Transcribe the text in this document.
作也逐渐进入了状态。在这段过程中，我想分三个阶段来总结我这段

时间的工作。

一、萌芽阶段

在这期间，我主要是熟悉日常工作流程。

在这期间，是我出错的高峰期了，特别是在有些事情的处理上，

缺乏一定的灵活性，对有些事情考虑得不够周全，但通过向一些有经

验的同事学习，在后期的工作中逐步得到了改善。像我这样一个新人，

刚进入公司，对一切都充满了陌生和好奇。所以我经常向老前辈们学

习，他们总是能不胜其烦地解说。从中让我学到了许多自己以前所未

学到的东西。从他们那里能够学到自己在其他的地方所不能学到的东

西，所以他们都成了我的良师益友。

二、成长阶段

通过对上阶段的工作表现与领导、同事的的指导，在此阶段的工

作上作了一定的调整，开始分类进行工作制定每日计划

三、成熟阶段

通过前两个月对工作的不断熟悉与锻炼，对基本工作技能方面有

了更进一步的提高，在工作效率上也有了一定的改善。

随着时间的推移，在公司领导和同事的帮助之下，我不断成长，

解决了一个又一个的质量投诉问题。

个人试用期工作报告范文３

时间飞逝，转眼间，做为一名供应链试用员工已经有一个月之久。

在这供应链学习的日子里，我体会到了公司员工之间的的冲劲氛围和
■ ■ ■ ■
- GIVEN TASK
Return all of the entries exactly as written.

- COMPLETED TASK
Transcribe the text in this document.
作也逐渐进入了状态。在这段过程中，我想分三个阶段来总结我这段

时间的工作。

一、萌芽阶段

在这期间，我主要是熟悉日常工作流程。

在这期间，是我出错的高峰期了，特别是在有些事情的处理上，

缺乏一定的灵活性，对有些事情考虑得不够周全，但通过向一些有经

验的同事学习，在后期的工作中逐步得到了改善。像我这样一个新人，

刚进入公司，对一切都充满了陌生和好奇。所以我经常向老前辈们学

习，他们总是能不胜其烦地解说。从中让我学到了许多自己以前所未

学到的东西。从他们那里能够学到自己在其他的地方所不能学到的东

西，所以他们都成了我的良师益友。

二、成长阶段

通过对上阶段的工作表现与领导、同事的的指导，在此阶段的工

作上作了一定的调整，开始分类进行工作制定每日计划

三、成熟阶段

通过前两个月对工作的不断熟悉与锻炼，对基本工作技能方面有

了更进一步的提高，在工作效率上也有了一定的改善。

随着时间的推移，在公司领导和同事的帮助之下，我不断成长，

解决了一个又一个的质量投诉问题。

个人试用期工作报告范文３

时间飞逝，转眼间，做为一名供应链试用员工已经有一个月之久。

在这供应链学习的日子里，我体会到了公司员工之间的的冲劲氛围和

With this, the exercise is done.